» WHAT YOU HAVE TO DO:
Your task is to repeat the entries underneath exactly, minus the pictures.

Extracted data entries
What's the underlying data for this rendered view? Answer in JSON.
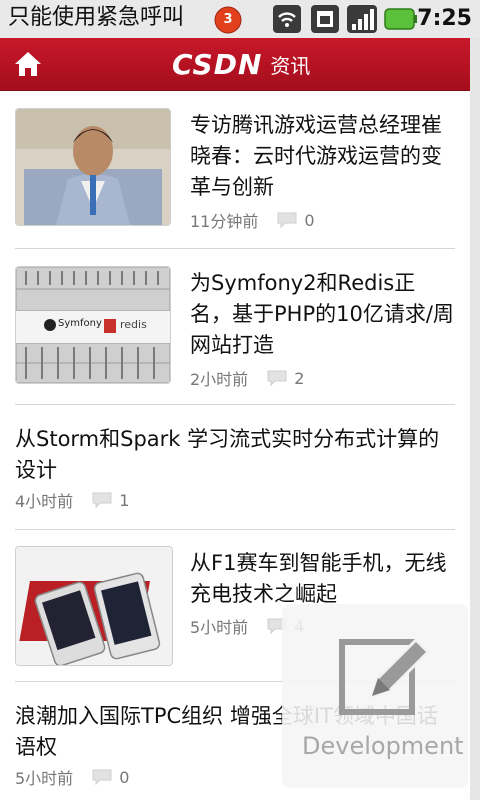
{
  "statusbar": {
    "ticker": "只能使用紧急呼叫",
    "notification_count": "3",
    "time": "7:25"
  },
  "header": {
    "logo": "CSDN",
    "section": "资讯"
  },
  "articles": [
    {
      "title": "专访腾讯游戏运营总经理崔晓春：云时代游戏运营的变革与创新",
      "time": "11分钟前",
      "comments": "0"
    },
    {
      "title": "为Symfony2和Redis正名，基于PHP的10亿请求/周网站打造",
      "time": "2小时前",
      "comments": "2",
      "thumb_labels": [
        "Symfony",
        "redis"
      ]
    },
    {
      "title": "从Storm和Spark 学习流式实时分布式计算的设计",
      "time": "4小时前",
      "comments": "1"
    },
    {
      "title": "从F1赛车到智能手机，无线充电技术之崛起",
      "time": "5小时前",
      "comments": "4"
    },
    {
      "title": "浪潮加入国际TPC组织 增强全球IT领域中国话语权",
      "time": "5小时前",
      "comments": "0"
    }
  ],
  "overlay": {
    "label": "Development"
  }
}
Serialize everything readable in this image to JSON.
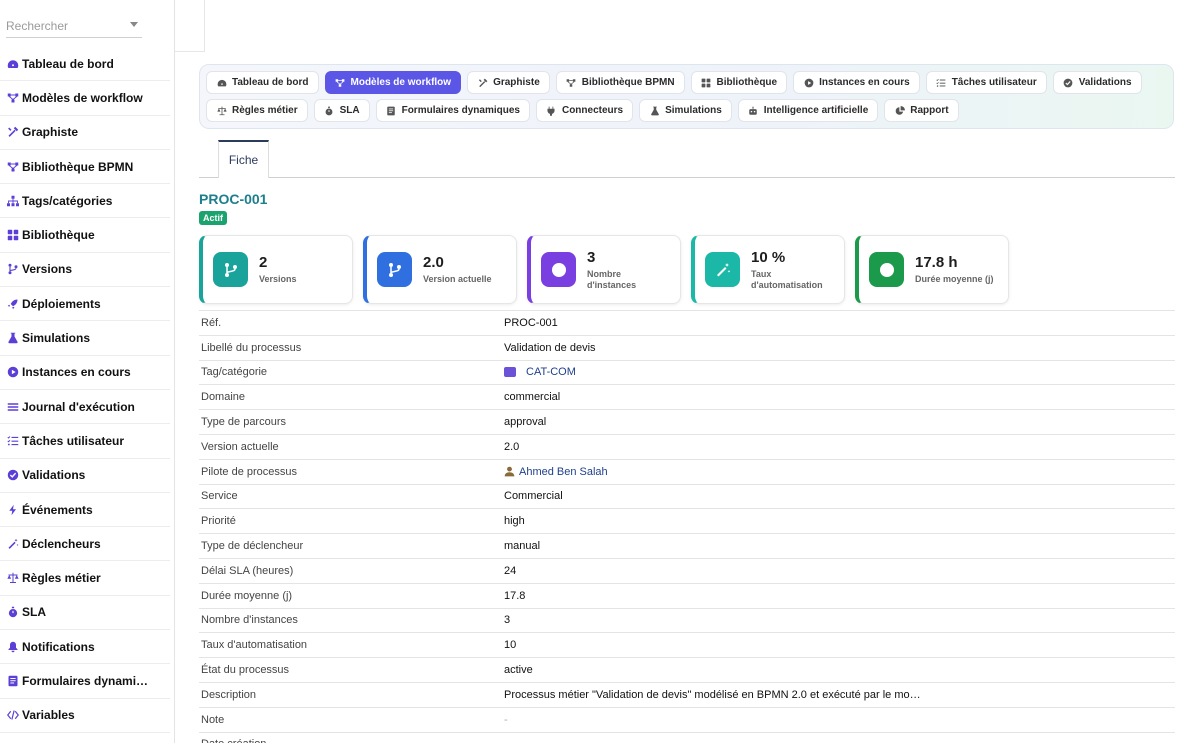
{
  "search": {
    "placeholder": "Rechercher"
  },
  "sidebar": {
    "items": [
      {
        "label": "Tableau de bord",
        "icon": "gauge-icon"
      },
      {
        "label": "Modèles de workflow",
        "icon": "workflow-icon"
      },
      {
        "label": "Graphiste",
        "icon": "tools-icon"
      },
      {
        "label": "Bibliothèque BPMN",
        "icon": "workflow-icon"
      },
      {
        "label": "Tags/catégories",
        "icon": "sitemap-icon"
      },
      {
        "label": "Bibliothèque",
        "icon": "grid-icon"
      },
      {
        "label": "Versions",
        "icon": "branch-icon"
      },
      {
        "label": "Déploiements",
        "icon": "rocket-icon"
      },
      {
        "label": "Simulations",
        "icon": "flask-icon"
      },
      {
        "label": "Instances en cours",
        "icon": "play-circle-icon"
      },
      {
        "label": "Journal d'exécution",
        "icon": "list-icon"
      },
      {
        "label": "Tâches utilisateur",
        "icon": "tasks-icon"
      },
      {
        "label": "Validations",
        "icon": "check-circle-icon"
      },
      {
        "label": "Événements",
        "icon": "bolt-icon"
      },
      {
        "label": "Déclencheurs",
        "icon": "wand-icon"
      },
      {
        "label": "Règles métier",
        "icon": "scale-icon"
      },
      {
        "label": "SLA",
        "icon": "stopwatch-icon"
      },
      {
        "label": "Notifications",
        "icon": "bell-icon"
      },
      {
        "label": "Formulaires dynami…",
        "icon": "form-icon"
      },
      {
        "label": "Variables",
        "icon": "code-icon"
      }
    ]
  },
  "tabs": {
    "row1": [
      {
        "label": "Tableau de bord",
        "icon": "gauge-icon",
        "active": false
      },
      {
        "label": "Modèles de workflow",
        "icon": "workflow-icon",
        "active": true
      },
      {
        "label": "Graphiste",
        "icon": "tools-icon",
        "active": false
      },
      {
        "label": "Bibliothèque BPMN",
        "icon": "workflow-icon",
        "active": false
      },
      {
        "label": "Bibliothèque",
        "icon": "grid-icon",
        "active": false
      },
      {
        "label": "Instances en cours",
        "icon": "play-circle-icon",
        "active": false
      },
      {
        "label": "Tâches utilisateur",
        "icon": "tasks-icon",
        "active": false
      },
      {
        "label": "Validations",
        "icon": "check-circle-icon",
        "active": false
      }
    ],
    "row2": [
      {
        "label": "Règles métier",
        "icon": "scale-icon",
        "active": false
      },
      {
        "label": "SLA",
        "icon": "stopwatch-icon",
        "active": false
      },
      {
        "label": "Formulaires dynamiques",
        "icon": "form-icon",
        "active": false
      },
      {
        "label": "Connecteurs",
        "icon": "plug-icon",
        "active": false
      },
      {
        "label": "Simulations",
        "icon": "flask-icon",
        "active": false
      },
      {
        "label": "Intelligence artificielle",
        "icon": "robot-icon",
        "active": false
      },
      {
        "label": "Rapport",
        "icon": "pie-chart-icon",
        "active": false
      }
    ]
  },
  "subtab": {
    "label": "Fiche"
  },
  "record": {
    "ref": "PROC-001",
    "status": "Actif"
  },
  "kpis": [
    {
      "value": "2",
      "label": "Versions",
      "color": "#1aa39a",
      "icon": "branch-icon"
    },
    {
      "value": "2.0",
      "label": "Version actuelle",
      "color": "#2f6fe0",
      "icon": "branch-icon"
    },
    {
      "value": "3",
      "label": "Nombre d'instances",
      "color": "#7a3fe0",
      "icon": "play-circle-icon"
    },
    {
      "value": "10 %",
      "label": "Taux d'automatisation",
      "color": "#1bb8a8",
      "icon": "wand-icon"
    },
    {
      "value": "17.8 h",
      "label": "Durée moyenne (j)",
      "color": "#1a9a4a",
      "icon": "clock-icon"
    }
  ],
  "details": [
    {
      "key": "Réf.",
      "value": "PROC-001"
    },
    {
      "key": "Libellé du processus",
      "value": "Validation de devis"
    },
    {
      "key": "Tag/catégorie",
      "value": "CAT-COM",
      "type": "tag"
    },
    {
      "key": "Domaine",
      "value": "commercial"
    },
    {
      "key": "Type de parcours",
      "value": "approval"
    },
    {
      "key": "Version actuelle",
      "value": "2.0"
    },
    {
      "key": "Pilote de processus",
      "value": "Ahmed Ben Salah",
      "type": "user"
    },
    {
      "key": "Service",
      "value": "Commercial"
    },
    {
      "key": "Priorité",
      "value": "high"
    },
    {
      "key": "Type de déclencheur",
      "value": "manual"
    },
    {
      "key": "Délai SLA (heures)",
      "value": "24"
    },
    {
      "key": "Durée moyenne (j)",
      "value": "17.8"
    },
    {
      "key": "Nombre d'instances",
      "value": "3"
    },
    {
      "key": "Taux d'automatisation",
      "value": "10"
    },
    {
      "key": "État du processus",
      "value": "active"
    },
    {
      "key": "Description",
      "value": "Processus métier \"Validation de devis\" modélisé en BPMN 2.0 et exécuté par le mo…"
    },
    {
      "key": "Note",
      "value": "-",
      "type": "muted"
    },
    {
      "key": "Date création",
      "value": ""
    }
  ]
}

» TASK OUTPUT:
What's the underlying data for this rendered view? Answer in JSON.
{
  "statusbar": {
    "ticker": "只能使用紧急呼叫",
    "notification_count": "3",
    "time": "7:25"
  },
  "header": {
    "logo": "CSDN",
    "section": "资讯"
  },
  "articles": [
    {
      "title": "专访腾讯游戏运营总经理崔晓春：云时代游戏运营的变革与创新",
      "time": "11分钟前",
      "comments": "0"
    },
    {
      "title": "为Symfony2和Redis正名，基于PHP的10亿请求/周网站打造",
      "time": "2小时前",
      "comments": "2",
      "thumb_labels": [
        "Symfony",
        "redis"
      ]
    },
    {
      "title": "从Storm和Spark 学习流式实时分布式计算的设计",
      "time": "4小时前",
      "comments": "1"
    },
    {
      "title": "从F1赛车到智能手机，无线充电技术之崛起",
      "time": "5小时前",
      "comments": "4"
    },
    {
      "title": "浪潮加入国际TPC组织 增强全球IT领域中国话语权",
      "time": "5小时前",
      "comments": "0"
    }
  ],
  "overlay": {
    "label": "Development"
  }
}
Serialize everything readable in this image to JSON.
{
  "search": {
    "placeholder": "Rechercher"
  },
  "sidebar": {
    "items": [
      {
        "label": "Tableau de bord",
        "icon": "gauge-icon"
      },
      {
        "label": "Modèles de workflow",
        "icon": "workflow-icon"
      },
      {
        "label": "Graphiste",
        "icon": "tools-icon"
      },
      {
        "label": "Bibliothèque BPMN",
        "icon": "workflow-icon"
      },
      {
        "label": "Tags/catégories",
        "icon": "sitemap-icon"
      },
      {
        "label": "Bibliothèque",
        "icon": "grid-icon"
      },
      {
        "label": "Versions",
        "icon": "branch-icon"
      },
      {
        "label": "Déploiements",
        "icon": "rocket-icon"
      },
      {
        "label": "Simulations",
        "icon": "flask-icon"
      },
      {
        "label": "Instances en cours",
        "icon": "play-circle-icon"
      },
      {
        "label": "Journal d'exécution",
        "icon": "list-icon"
      },
      {
        "label": "Tâches utilisateur",
        "icon": "tasks-icon"
      },
      {
        "label": "Validations",
        "icon": "check-circle-icon"
      },
      {
        "label": "Événements",
        "icon": "bolt-icon"
      },
      {
        "label": "Déclencheurs",
        "icon": "wand-icon"
      },
      {
        "label": "Règles métier",
        "icon": "scale-icon"
      },
      {
        "label": "SLA",
        "icon": "stopwatch-icon"
      },
      {
        "label": "Notifications",
        "icon": "bell-icon"
      },
      {
        "label": "Formulaires dynami…",
        "icon": "form-icon"
      },
      {
        "label": "Variables",
        "icon": "code-icon"
      }
    ]
  },
  "tabs": {
    "row1": [
      {
        "label": "Tableau de bord",
        "icon": "gauge-icon",
        "active": false
      },
      {
        "label": "Modèles de workflow",
        "icon": "workflow-icon",
        "active": true
      },
      {
        "label": "Graphiste",
        "icon": "tools-icon",
        "active": false
      },
      {
        "label": "Bibliothèque BPMN",
        "icon": "workflow-icon",
        "active": false
      },
      {
        "label": "Bibliothèque",
        "icon": "grid-icon",
        "active": false
      },
      {
        "label": "Instances en cours",
        "icon": "play-circle-icon",
        "active": false
      },
      {
        "label": "Tâches utilisateur",
        "icon": "tasks-icon",
        "active": false
      },
      {
        "label": "Validations",
        "icon": "check-circle-icon",
        "active": false
      }
    ],
    "row2": [
      {
        "label": "Règles métier",
        "icon": "scale-icon",
        "active": false
      },
      {
        "label": "SLA",
        "icon": "stopwatch-icon",
        "active": false
      },
      {
        "label": "Formulaires dynamiques",
        "icon": "form-icon",
        "active": false
      },
      {
        "label": "Connecteurs",
        "icon": "plug-icon",
        "active": false
      },
      {
        "label": "Simulations",
        "icon": "flask-icon",
        "active": false
      },
      {
        "label": "Intelligence artificielle",
        "icon": "robot-icon",
        "active": false
      },
      {
        "label": "Rapport",
        "icon": "pie-chart-icon",
        "active": false
      }
    ]
  },
  "subtab": {
    "label": "Fiche"
  },
  "record": {
    "ref": "PROC-001",
    "status": "Actif"
  },
  "kpis": [
    {
      "value": "2",
      "label": "Versions",
      "color": "#1aa39a",
      "icon": "branch-icon"
    },
    {
      "value": "2.0",
      "label": "Version actuelle",
      "color": "#2f6fe0",
      "icon": "branch-icon"
    },
    {
      "value": "3",
      "label": "Nombre d'instances",
      "color": "#7a3fe0",
      "icon": "play-circle-icon"
    },
    {
      "value": "10 %",
      "label": "Taux d'automatisation",
      "color": "#1bb8a8",
      "icon": "wand-icon"
    },
    {
      "value": "17.8 h",
      "label": "Durée moyenne (j)",
      "color": "#1a9a4a",
      "icon": "clock-icon"
    }
  ],
  "details": [
    {
      "key": "Réf.",
      "value": "PROC-001"
    },
    {
      "key": "Libellé du processus",
      "value": "Validation de devis"
    },
    {
      "key": "Tag/catégorie",
      "value": "CAT-COM",
      "type": "tag"
    },
    {
      "key": "Domaine",
      "value": "commercial"
    },
    {
      "key": "Type de parcours",
      "value": "approval"
    },
    {
      "key": "Version actuelle",
      "value": "2.0"
    },
    {
      "key": "Pilote de processus",
      "value": "Ahmed Ben Salah",
      "type": "user"
    },
    {
      "key": "Service",
      "value": "Commercial"
    },
    {
      "key": "Priorité",
      "value": "high"
    },
    {
      "key": "Type de déclencheur",
      "value": "manual"
    },
    {
      "key": "Délai SLA (heures)",
      "value": "24"
    },
    {
      "key": "Durée moyenne (j)",
      "value": "17.8"
    },
    {
      "key": "Nombre d'instances",
      "value": "3"
    },
    {
      "key": "Taux d'automatisation",
      "value": "10"
    },
    {
      "key": "État du processus",
      "value": "active"
    },
    {
      "key": "Description",
      "value": "Processus métier \"Validation de devis\" modélisé en BPMN 2.0 et exécuté par le mo…"
    },
    {
      "key": "Note",
      "value": "-",
      "type": "muted"
    },
    {
      "key": "Date création",
      "value": ""
    }
  ]
}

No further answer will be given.